| REQUIRED WORK |
Write out the whole listing exactly as it stands.

| RECORD EXTRACTS |
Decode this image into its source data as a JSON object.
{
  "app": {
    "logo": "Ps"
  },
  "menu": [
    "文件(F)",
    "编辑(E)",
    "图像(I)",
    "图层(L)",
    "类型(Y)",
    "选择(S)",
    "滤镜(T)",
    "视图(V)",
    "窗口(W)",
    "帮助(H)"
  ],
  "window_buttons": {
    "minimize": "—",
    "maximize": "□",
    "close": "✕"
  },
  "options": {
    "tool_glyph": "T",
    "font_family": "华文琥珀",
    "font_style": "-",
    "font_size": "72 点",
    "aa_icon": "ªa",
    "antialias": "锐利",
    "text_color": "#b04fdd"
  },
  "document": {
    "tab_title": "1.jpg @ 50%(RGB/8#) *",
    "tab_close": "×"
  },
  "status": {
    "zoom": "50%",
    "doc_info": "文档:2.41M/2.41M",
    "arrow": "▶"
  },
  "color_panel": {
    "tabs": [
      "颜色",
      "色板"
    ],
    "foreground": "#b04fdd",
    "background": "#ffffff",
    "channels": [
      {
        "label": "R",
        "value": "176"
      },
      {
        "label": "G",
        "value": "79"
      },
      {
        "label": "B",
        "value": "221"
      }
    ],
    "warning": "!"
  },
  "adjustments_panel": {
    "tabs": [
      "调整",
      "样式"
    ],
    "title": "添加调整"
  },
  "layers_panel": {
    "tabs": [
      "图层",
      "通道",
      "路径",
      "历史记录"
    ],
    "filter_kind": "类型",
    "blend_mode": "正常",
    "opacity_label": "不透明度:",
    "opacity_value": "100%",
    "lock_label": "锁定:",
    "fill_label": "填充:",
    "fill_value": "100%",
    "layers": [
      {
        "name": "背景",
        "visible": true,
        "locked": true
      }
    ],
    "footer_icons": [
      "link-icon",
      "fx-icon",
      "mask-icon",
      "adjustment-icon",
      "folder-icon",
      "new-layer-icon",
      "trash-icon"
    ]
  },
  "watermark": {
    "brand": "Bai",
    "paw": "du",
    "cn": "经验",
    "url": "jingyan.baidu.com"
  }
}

| SOLUTION FOR THIS EXERCISE |
Decode this image into its source data as a JSON object.
{
  "app": {
    "logo": "Ps"
  },
  "menu": [
    "文件(F)",
    "编辑(E)",
    "图像(I)",
    "图层(L)",
    "类型(Y)",
    "选择(S)",
    "滤镜(T)",
    "视图(V)",
    "窗口(W)",
    "帮助(H)"
  ],
  "window_buttons": {
    "minimize": "—",
    "maximize": "□",
    "close": "✕"
  },
  "options": {
    "tool_glyph": "T",
    "font_family": "华文琥珀",
    "font_style": "-",
    "font_size": "72 点",
    "aa_icon": "ªa",
    "antialias": "锐利",
    "text_color": "#b04fdd"
  },
  "document": {
    "tab_title": "1.jpg @ 50%(RGB/8#) *",
    "tab_close": "×"
  },
  "status": {
    "zoom": "50%",
    "doc_info": "文档:2.41M/2.41M",
    "arrow": "▶"
  },
  "color_panel": {
    "tabs": [
      "颜色",
      "色板"
    ],
    "foreground": "#b04fdd",
    "background": "#ffffff",
    "channels": [
      {
        "label": "R",
        "value": "176"
      },
      {
        "label": "G",
        "value": "79"
      },
      {
        "label": "B",
        "value": "221"
      }
    ],
    "warning": "!"
  },
  "adjustments_panel": {
    "tabs": [
      "调整",
      "样式"
    ],
    "title": "添加调整"
  },
  "layers_panel": {
    "tabs": [
      "图层",
      "通道",
      "路径",
      "历史记录"
    ],
    "filter_kind": "类型",
    "blend_mode": "正常",
    "opacity_label": "不透明度:",
    "opacity_value": "100%",
    "lock_label": "锁定:",
    "fill_label": "填充:",
    "fill_value": "100%",
    "layers": [
      {
        "name": "背景",
        "visible": true,
        "locked": true
      }
    ],
    "footer_icons": [
      "link-icon",
      "fx-icon",
      "mask-icon",
      "adjustment-icon",
      "folder-icon",
      "new-layer-icon",
      "trash-icon"
    ]
  },
  "watermark": {
    "brand": "Bai",
    "paw": "du",
    "cn": "经验",
    "url": "jingyan.baidu.com"
  }
}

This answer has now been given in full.